Saved entries:
☆ ☆ ☆
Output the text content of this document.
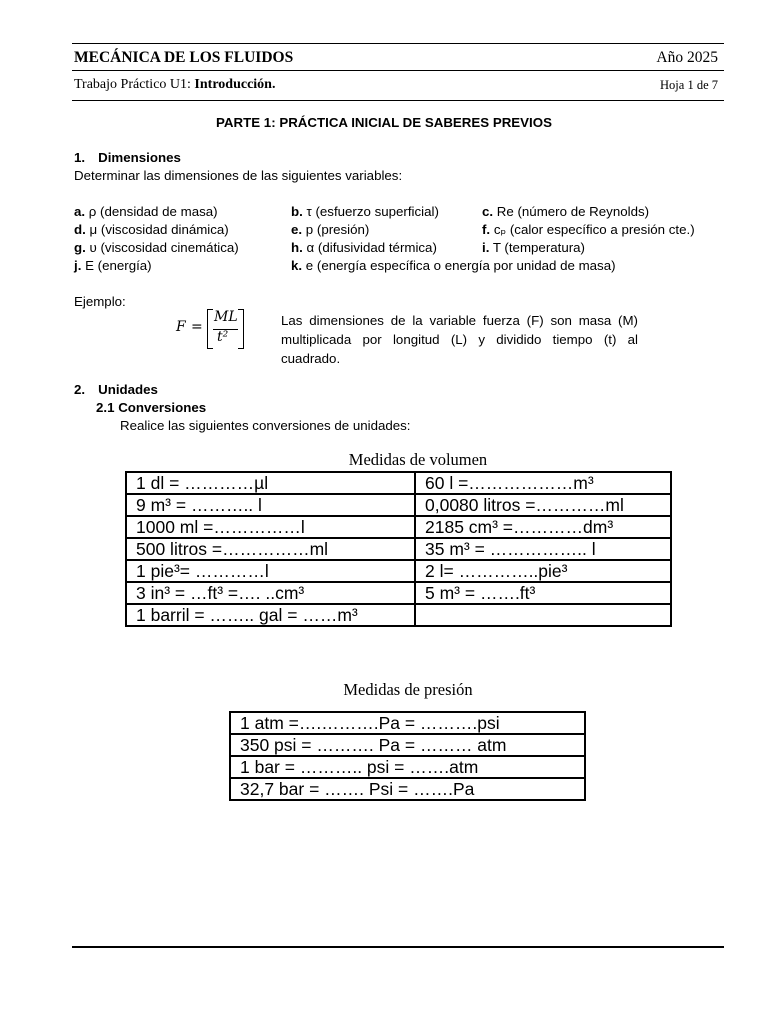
MECÁNICA DE LOS FLUIDOS	Año 2025
Trabajo Práctico U1: Introducción.	Hoja 1 de 7
PARTE 1: PRÁCTICA INICIAL DE SABERES PREVIOS
1. Dimensiones
Determinar las dimensiones de las siguientes variables:
a. ρ (densidad de masa)	b. τ (esfuerzo superficial)	c. Re (número de Reynolds)
d. μ (viscosidad dinámica)	e. p (presión)	f. cₚ (calor específico a presión cte.)
g. υ (viscosidad cinemática)	h. α (difusividad térmica)	i. T (temperatura)
j. E (energía)	k. e (energía específica o energía por unidad de masa)
Ejemplo:
F =
ML
t²
Las dimensiones de la variable fuerza (F) son masa (M) multiplicada por longitud (L) y dividido tiempo (t) al cuadrado.
2. Unidades
2.1 Conversiones
Realice las siguientes conversiones de unidades:
Medidas de volumen
1 dl = …………µl	60 l =………………m³
9 m³ = ……….. l	0,0080 litros =…………ml
1000 ml =……………l	2185 cm³ =…………dm³
500 litros =……………ml	35 m³ = …………….. l
1 pie³= …………l	2 l= …………..pie³
3 in³ = …ft³ =…. ..cm³	5 m³ = …….ft³
1 barril = …….. gal = ……m³	
Medidas de presión
1 atm =….……….Pa = ……….psi
350 psi = ………. Pa = ……… atm
1 bar = ……….. psi = …….atm
32,7 bar = ……. Psi = …….Pa
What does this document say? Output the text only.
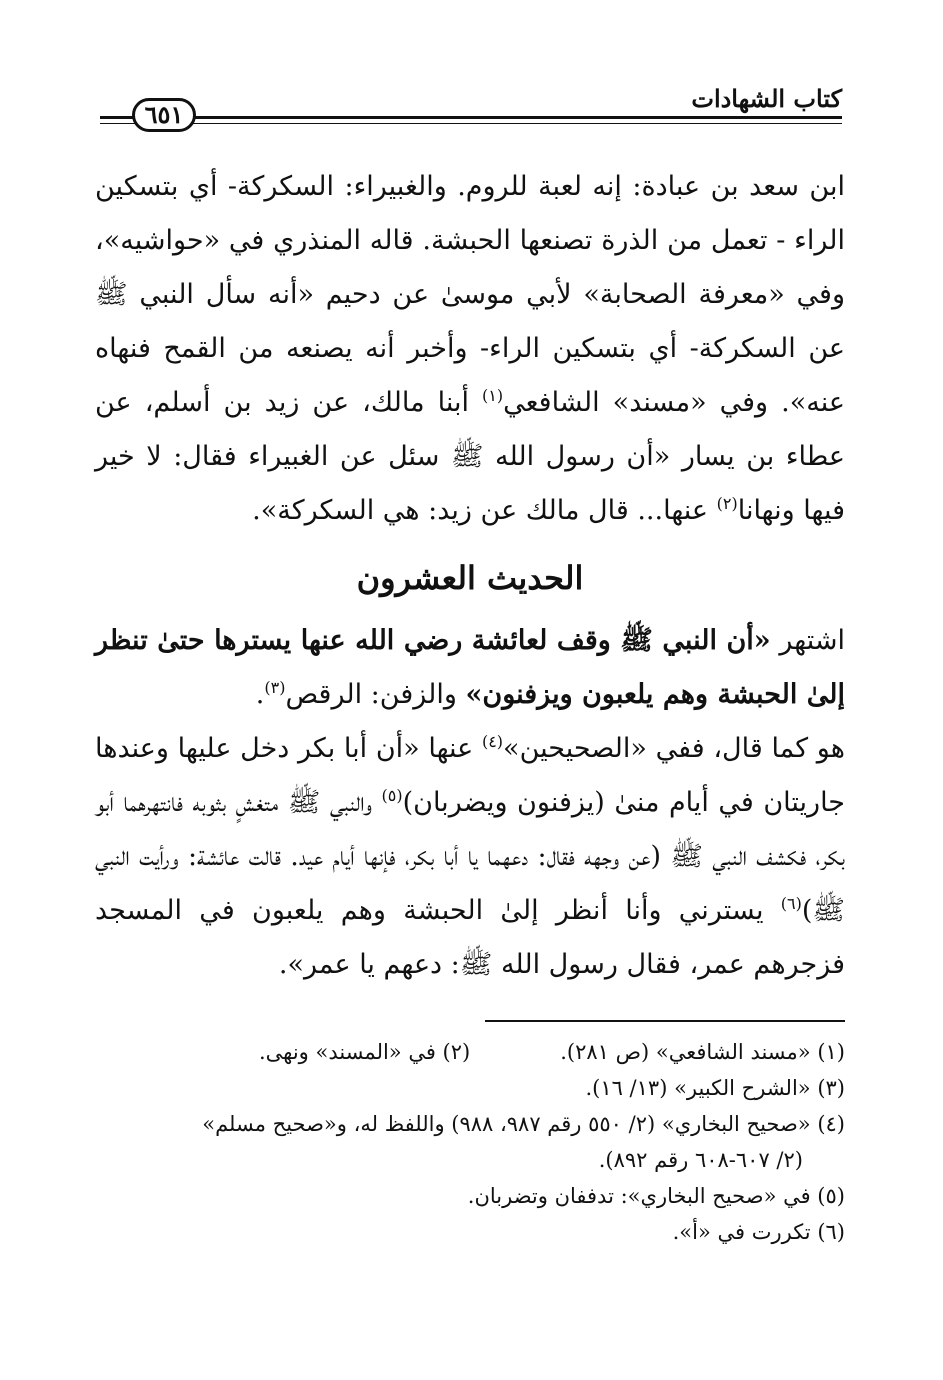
كتاب الشهادات
٦٥١

ابن سعد بن عبادة: إنه لعبة للروم. والغبيراء: السكركة- أي بتسكين الراء - تعمل من الذرة تصنعها الحبشة. قاله المنذري في «حواشيه»، وفي «معرفة الصحابة» لأبي موسىٰ عن دحيم «أنه سأل النبي ﷺ عن السكركة- أي بتسكين الراء- وأخبر أنه يصنعه من القمح فنهاه عنه». وفي «مسند» الشافعي$^{(١)}$ أبنا مالك، عن زيد بن أسلم، عن عطاء بن يسار «أن رسول الله ﷺ سئل عن الغبيراء فقال: لا خير فيها ونهانا$^{(٢)}$ عنها... قال مالك عن زيد: هي السكركة».

الحديث العشرون

اشتهر «أن النبي ﷺ وقف لعائشة رضي الله عنها يسترها حتىٰ تنظر إلىٰ الحبشة وهم يلعبون ويزفنون» والزفن: الرقص$^{(٣)}$.

هو كما قال، ففي «الصحيحين»$^{(٤)}$ عنها «أن أبا بكر دخل عليها وعندها جاريتان في أيام منىٰ (يزفنون ويضربان)$^{(٥)}$ والنبي ﷺ متغشٍ بثوبه فانتهرهما أبو بكر، فكشف النبي ﷺ (عن وجهه فقال: دعهما يا أبا بكر، فإنها أيام عيد. قالت عائشة: ورأيت النبي ﷺ)$^{(٦)}$ يسترني وأنا أنظر إلىٰ الحبشة وهم يلعبون في المسجد فزجرهم عمر، فقال رسول الله ﷺ: دعهم يا عمر».

(١) «مسند الشافعي» (ص ٢٨١).

(٢) في «المسند» ونهى.

(٣) «الشرح الكبير» (١٣/ ١٦).

(٤) «صحيح البخاري» (٢/ ٥٥٠ رقم ٩٨٧، ٩٨٨) واللفظ له، و«صحيح مسلم»

(٢/ ٦٠٧-٦٠٨ رقم ٨٩٢).

(٥) في «صحيح البخاري»: تدففان وتضربان.

(٦) تكررت في «أ».
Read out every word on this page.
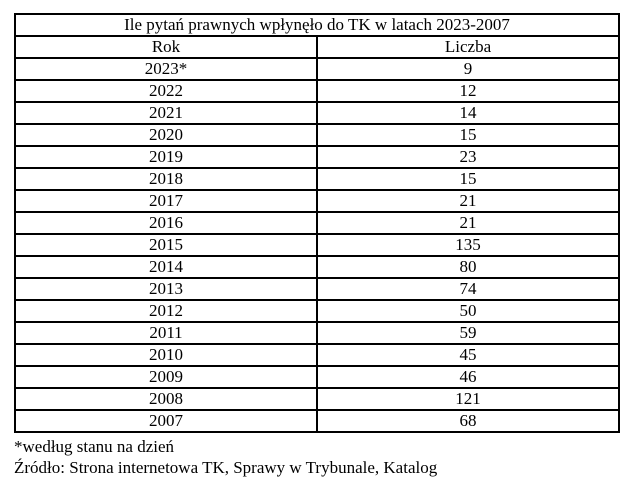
Ile pytań prawnych wpłynęło do TK w latach 2023-2007	
Rok	Liczba
2023*	9
2022	12
2021	14
2020	15
2019	23
2018	15
2017	21
2016	21
2015	135
2014	80
2013	74
2012	50
2011	59
2010	45
2009	46
2008	121
2007	68
*według stanu na dzień
Źródło: Strona internetowa TK, Sprawy w Trybunale, Katalog
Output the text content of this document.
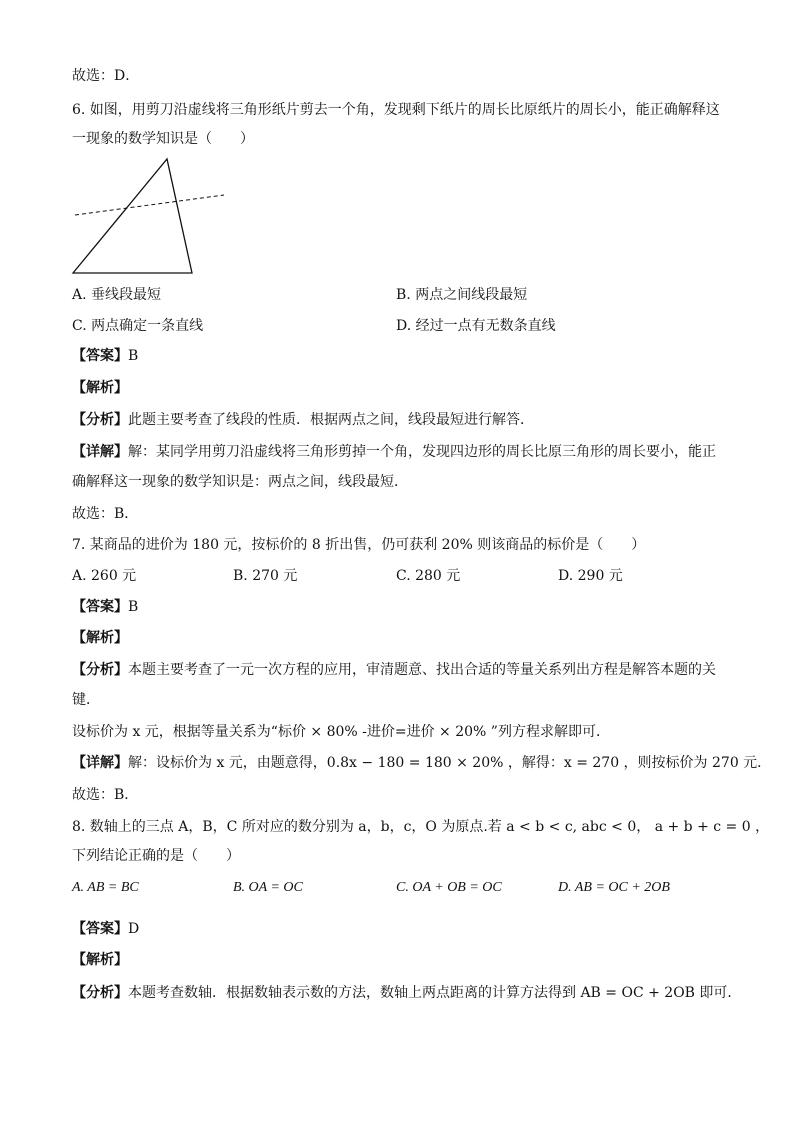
故选：D．
6. 如图，用剪刀沿虚线将三角形纸片剪去一个角，发现剩下纸片的周长比原纸片的周长小，能正确解释这
一现象的数学知识是（　　）
A. 垂线段最短	B. 两点之间线段最短
C. 两点确定一条直线	D. 经过一点有无数条直线
【答案】B
【解析】
【分析】此题主要考查了线段的性质．根据两点之间，线段最短进行解答．
【详解】解：某同学用剪刀沿虚线将三角形剪掉一个角，发现四边形的周长比原三角形的周长要小，能正
确解释这一现象的数学知识是：两点之间，线段最短．
故选：B．
7. 某商品的进价为 180 元，按标价的 8 折出售，仍可获利 20% 则该商品的标价是（　　）
A. 260 元	B. 270 元	C. 280 元	D. 290 元
【答案】B
【解析】
【分析】本题主要考查了一元一次方程的应用，审清题意、找出合适的等量关系列出方程是解答本题的关
键．
设标价为 x 元，根据等量关系为“标价 × 80% -进价=进价 × 20% ”列方程求解即可．
【详解】解：设标价为 x 元，由题意得，0.8x − 180 = 180 × 20% ，解得：x = 270 ，则按标价为 270 元．
故选：B．
8. 数轴上的三点 A，B，C 所对应的数分别为 a，b，c，O 为原点.若 a < b < c, abc < 0， a + b + c = 0 ，
下列结论正确的是（　　）
A. AB = BC	B. OA = OC	C. OA + OB = OC	D. AB = OC + 2OB
【答案】D
【解析】
【分析】本题考查数轴．根据数轴表示数的方法，数轴上两点距离的计算方法得到 AB = OC + 2OB 即可．
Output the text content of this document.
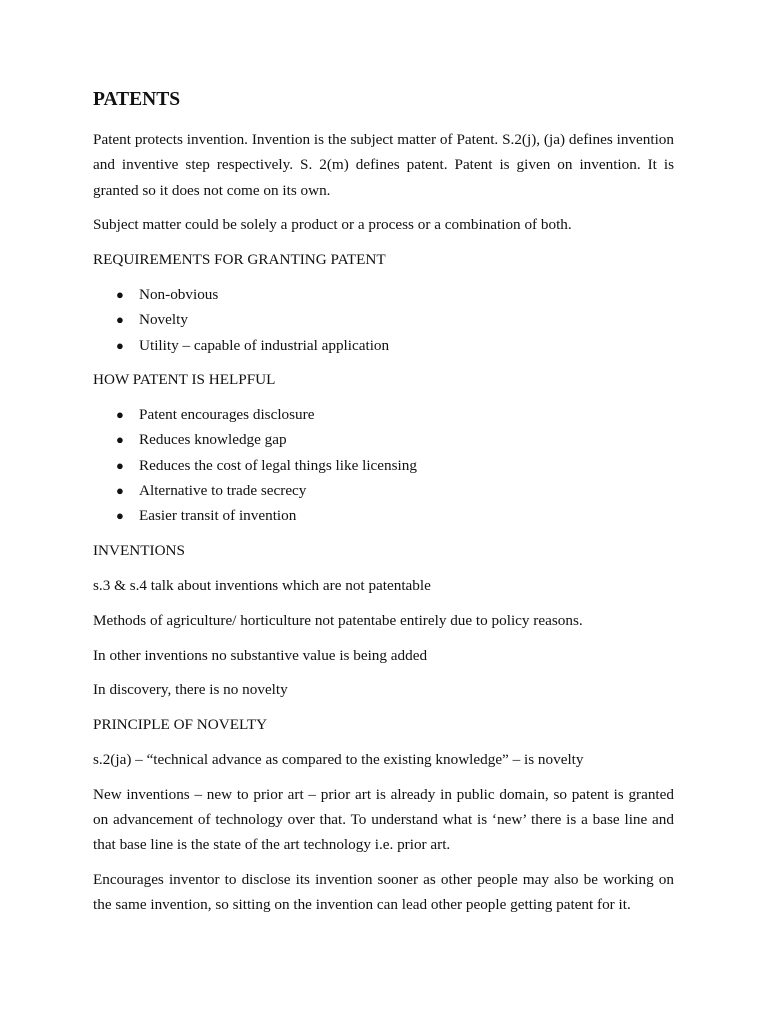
PATENTS

Patent protects invention. Invention is the subject matter of Patent. S.2(j), (ja) defines invention and inventive step respectively. S. 2(m) defines patent. Patent is given on invention. It is granted so it does not come on its own.

Subject matter could be solely a product or a process or a combination of both.

REQUIREMENTS FOR GRANTING PATENT

● Non-obvious
● Novelty
● Utility – capable of industrial application

HOW PATENT IS HELPFUL

● Patent encourages disclosure
● Reduces knowledge gap
● Reduces the cost of legal things like licensing
● Alternative to trade secrecy
● Easier transit of invention

INVENTIONS

s.3 & s.4 talk about inventions which are not patentable

Methods of agriculture/ horticulture not patentabe entirely due to policy reasons.

In other inventions no substantive value is being added

In discovery, there is no novelty

PRINCIPLE OF NOVELTY

s.2(ja) – “technical advance as compared to the existing knowledge” – is novelty

New inventions – new to prior art – prior art is already in public domain, so patent is granted on advancement of technology over that. To understand what is ‘new’ there is a base line and that base line is the state of the art technology i.e. prior art.

Encourages inventor to disclose its invention sooner as other people may also be working on the same invention, so sitting on the invention can lead other people getting patent for it.
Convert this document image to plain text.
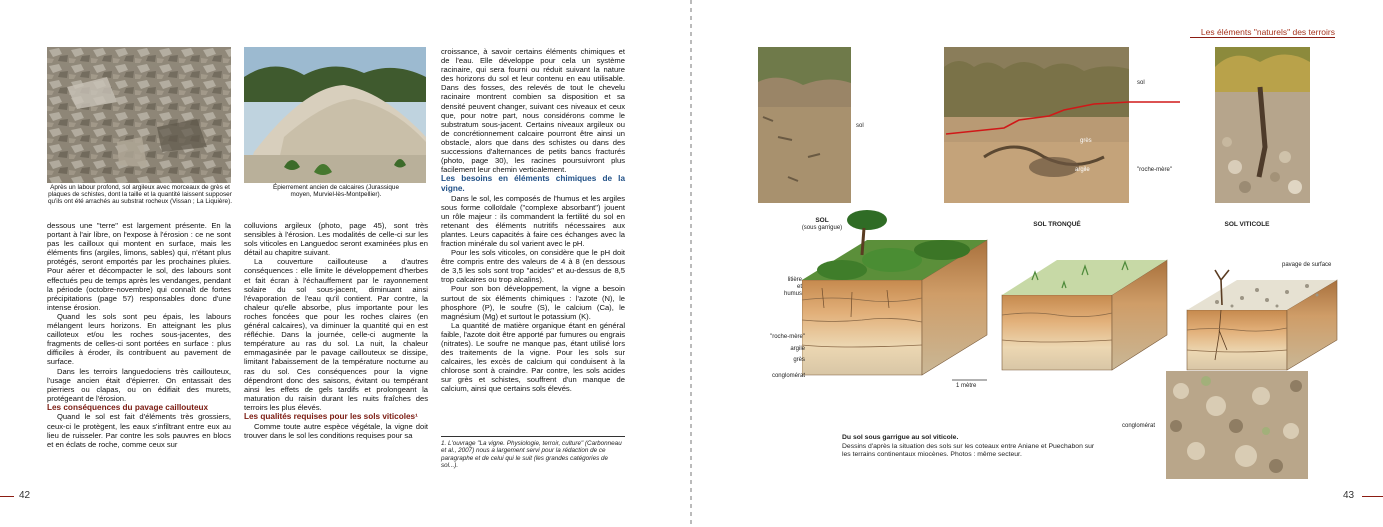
Après un labour profond, sol argileux avec morceaux de grès et plaques de schistes, dont la taille et la quantité laissent supposer qu'ils ont été arrachés au substrat rocheux (Vissan ; La Liquière).
Épierrement ancien de calcaires (Jurassique moyen, Murviel-lès-Montpellier).

dessous une "terre" est largement présente. En la portant à l'air libre, on l'expose à l'érosion : ce ne sont pas les cailloux qui montent en surface, mais les éléments fins (argiles, limons, sables) qui, n'étant plus protégés, seront emportés par les prochaines pluies. Pour aérer et décompacter le sol, des labours sont effectués peu de temps après les vendanges, pendant la période (octobre-novembre) qui connaît de fortes précipitations (page 57) responsables donc d'une intense érosion.

Quand les sols sont peu épais, les labours mélangent leurs horizons. En atteignant les plus cailloteux et/ou les roches sous-jacentes, des fragments de celles-ci sont portées en surface : plus difficiles à éroder, ils contribuent au pavement de surface.

Dans les terroirs languedociens très caillouteux, l'usage ancien était d'épierrer. On entassait des pierriers ou clapas, ou on édifiait des murets, protégeant de l'érosion.

Les conséquences du pavage caillouteux

Quand le sol est fait d'éléments très grossiers, ceux-ci le protègent, les eaux s'infiltrant entre eux au lieu de ruisseler. Par contre les sols pauvres en blocs et en éclats de roche, comme ceux sur

colluvions argileux (photo, page 45), sont très sensibles à l'érosion. Les modalités de celle-ci sur les sols viticoles en Languedoc seront examinées plus en détail au chapitre suivant.

La couverture caillouteuse a d'autres conséquences : elle limite le développement d'herbes et fait écran à l'échauffement par le rayonnement solaire du sol sous-jacent, diminuant ainsi l'évaporation de l'eau qu'il contient. Par contre, la chaleur qu'elle absorbe, plus importante pour les roches foncées que pour les roches claires (en général calcaires), va diminuer la quantité qui en est réfléchie. Dans la journée, celle-ci augmente la température au ras du sol. La nuit, la chaleur emmagasinée par le pavage caillouteux se dissipe, limitant l'abaissement de la température nocturne au ras du sol. Ces conséquences pour la vigne dépendront donc des saisons, évitant ou tempérant ainsi les effets de gels tardifs et prolongeant la maturation du raisin durant les nuits fraîches des terroirs les plus élevés.

Les qualités requises pour les sols viticoles¹

Comme toute autre espèce végétale, la vigne doit trouver dans le sol les conditions requises pour sa

croissance, à savoir certains éléments chimiques et de l'eau. Elle développe pour cela un système racinaire, qui sera fourni ou réduit suivant la nature des horizons du sol et leur contenu en eau utilisable. Dans des fosses, des relevés de tout le chevelu racinaire montrent combien sa disposition et sa densité peuvent changer, suivant ces niveaux et ceux que, pour notre part, nous considérons comme le substratum sous-jacent. Certains niveaux argileux ou de concrétionnement calcaire pourront être ainsi un obstacle, alors que dans des schistes ou dans des successions d'alternances de petits bancs fracturés (photo, page 30), les racines poursuivront plus facilement leur chemin verticalement.

Les besoins en éléments chimiques de la vigne.

Dans le sol, les composés de l'humus et les argiles sous forme colloïdale ("complexe absorbant") jouent un rôle majeur : ils commandent la fertilité du sol en retenant des éléments nutritifs nécessaires aux plantes. Leurs capacités à faire ces échanges avec la fraction minérale du sol varient avec le pH.

Pour les sols viticoles, on considère que le pH doit être compris entre des valeurs de 4 à 8 (en dessous de 3,5 les sols sont trop "acides" et au-dessus de 8,5 trop calcaires ou trop alcalins).

Pour son bon développement, la vigne a besoin surtout de six éléments chimiques : l'azote (N), le phosphore (P), le soufre (S), le calcium (Ca), le magnésium (Mg) et surtout le potassium (K).

La quantité de matière organique étant en général faible, l'azote doit être apporté par fumures ou engrais (nitrates). Le soufre ne manque pas, étant utilisé lors des traitements de la vigne. Pour les sols sur calcaires, les excès de calcium qui conduisent à la chlorose sont à craindre. Par contre, les sols acides sur grès et schistes, souffrent d'un manque de calcium, ainsi que certains sols élevés.

1. L'ouvrage "La vigne. Physiologie, terroir, culture" (Carbonneau et al., 2007) nous a largement servi pour la rédaction de ce paragraphe et de celui qui le suit (les grandes catégories de sol...).
42
Les éléments "naturels" des terroirs
sol
sol
grès
argile	"roche-mère"
SOL
(sous garrigue)	SOL TRONQUÉ	SOL VITICOLE
litière et humus
"roche-mère"
argile
grès
conglomérat
1 mètre
pavage de surface
conglomérat
Du sol sous garrigue au sol viticole.
Dessins d'après la situation des sols sur les coteaux entre Aniane et Puechabon sur les terrains continentaux miocènes. Photos : même secteur.
43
☆ ☆ ☆
• [WHAT TO PRODUCE] Collect every line with the string "presión" from the records, and copy each.

• [TASK RESPONSE]
d. μ (viscosidad dinámica)	e. p (presión)	f. cₚ (calor específico a presión cte.)
Medidas de presión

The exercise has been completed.